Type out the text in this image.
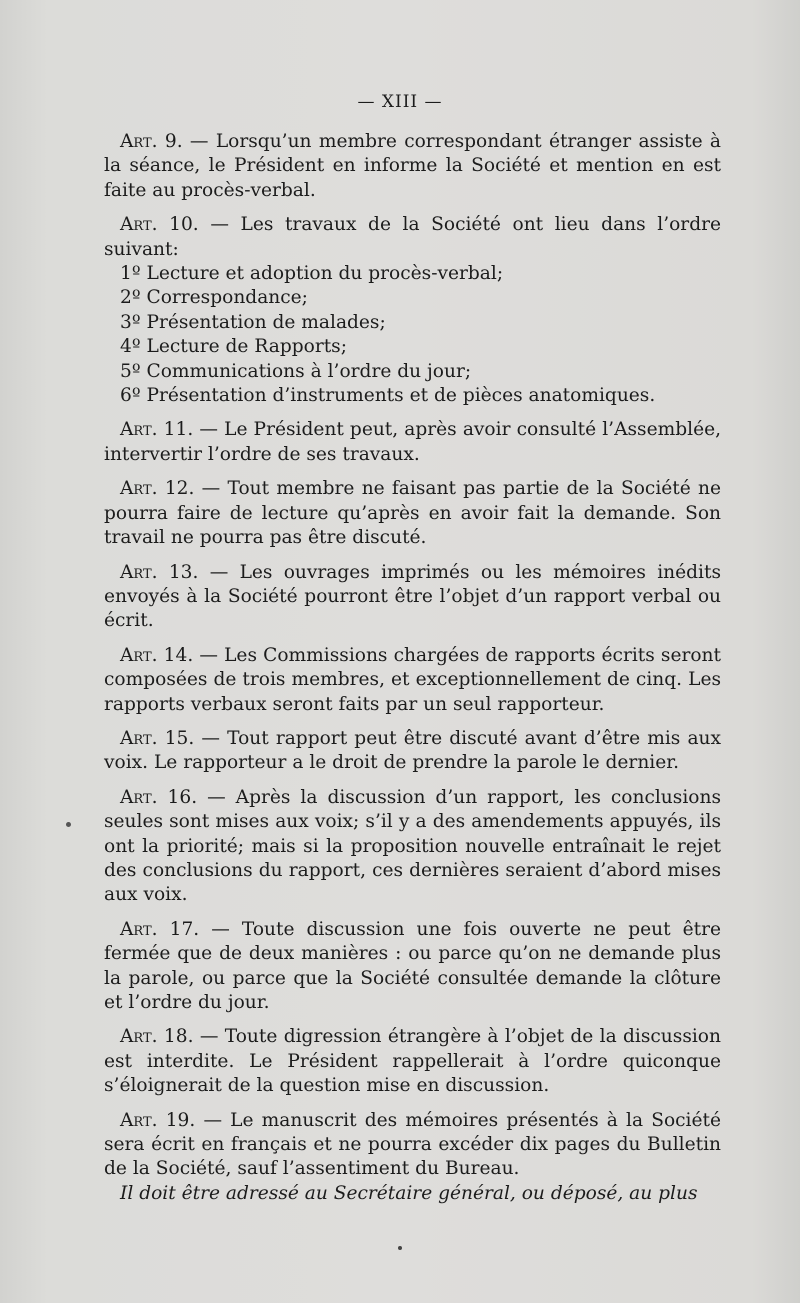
— XIII —

Art. 9. — Lorsqu’un membre correspondant étranger assiste à la séance, le Président en informe la Société et mention en est faite au procès-verbal.

Art. 10. — Les travaux de la Société ont lieu dans l’ordre suivant:

1º Lecture et adoption du procès-verbal;

2º Correspondance;

3º Présentation de malades;

4º Lecture de Rapports;

5º Communications à l’ordre du jour;

6º Présentation d’instruments et de pièces anatomiques.

Art. 11. — Le Président peut, après avoir consulté l’Assemblée, intervertir l’ordre de ses travaux.

Art. 12. — Tout membre ne faisant pas partie de la Société ne pourra faire de lecture qu’après en avoir fait la demande. Son travail ne pourra pas être discuté.

Art. 13. — Les ouvrages imprimés ou les mémoires inédits envoyés à la Société pourront être l’objet d’un rapport verbal ou écrit.

Art. 14. — Les Commissions chargées de rapports écrits seront composées de trois membres, et exceptionnellement de cinq. Les rapports verbaux seront faits par un seul rapporteur.

Art. 15. — Tout rapport peut être discuté avant d’être mis aux voix. Le rapporteur a le droit de prendre la parole le dernier.

Art. 16. — Après la discussion d’un rapport, les conclusions seules sont mises aux voix; s’il y a des amendements appuyés, ils ont la priorité; mais si la proposition nouvelle entraînait le rejet des conclusions du rapport, ces dernières seraient d’abord mises aux voix.

Art. 17. — Toute discussion une fois ouverte ne peut être fermée que de deux manières : ou parce qu’on ne demande plus la parole, ou parce que la Société consultée demande la clôture et l’ordre du jour.

Art. 18. — Toute digression étrangère à l’objet de la discussion est interdite. Le Président rappellerait à l’ordre quiconque s’éloignerait de la question mise en discussion.

Art. 19. — Le manuscrit des mémoires présentés à la Société sera écrit en français et ne pourra excéder dix pages du Bulletin de la Société, sauf l’assentiment du Bureau.

Il doit être adressé au Secrétaire général, ou déposé, au plus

___

* _WHAT YOU ARE ASKED TO DO_
Make an exact copy of all the material, but keep the pictures out of it.

* _RESPONSE FOR THIS EXERCISE_
Type out the text in this image.
— XIII —

Art. 9. — Lorsqu’un membre correspondant étranger assiste à la séance, le Président en informe la Société et mention en est faite au procès-verbal.

Art. 10. — Les travaux de la Société ont lieu dans l’ordre suivant:

1º Lecture et adoption du procès-verbal;

2º Correspondance;

3º Présentation de malades;

4º Lecture de Rapports;

5º Communications à l’ordre du jour;

6º Présentation d’instruments et de pièces anatomiques.

Art. 11. — Le Président peut, après avoir consulté l’Assemblée, intervertir l’ordre de ses travaux.

Art. 12. — Tout membre ne faisant pas partie de la Société ne pourra faire de lecture qu’après en avoir fait la demande. Son travail ne pourra pas être discuté.

Art. 13. — Les ouvrages imprimés ou les mémoires inédits envoyés à la Société pourront être l’objet d’un rapport verbal ou écrit.

Art. 14. — Les Commissions chargées de rapports écrits seront composées de trois membres, et exceptionnellement de cinq. Les rapports verbaux seront faits par un seul rapporteur.

Art. 15. — Tout rapport peut être discuté avant d’être mis aux voix. Le rapporteur a le droit de prendre la parole le dernier.

Art. 16. — Après la discussion d’un rapport, les conclusions seules sont mises aux voix; s’il y a des amendements appuyés, ils ont la priorité; mais si la proposition nouvelle entraînait le rejet des conclusions du rapport, ces dernières seraient d’abord mises aux voix.

Art. 17. — Toute discussion une fois ouverte ne peut être fermée que de deux manières : ou parce qu’on ne demande plus la parole, ou parce que la Société consultée demande la clôture et l’ordre du jour.

Art. 18. — Toute digression étrangère à l’objet de la discussion est interdite. Le Président rappellerait à l’ordre quiconque s’éloignerait de la question mise en discussion.

Art. 19. — Le manuscrit des mémoires présentés à la Société sera écrit en français et ne pourra excéder dix pages du Bulletin de la Société, sauf l’assentiment du Bureau.

Il doit être adressé au Secrétaire général, ou déposé, au plus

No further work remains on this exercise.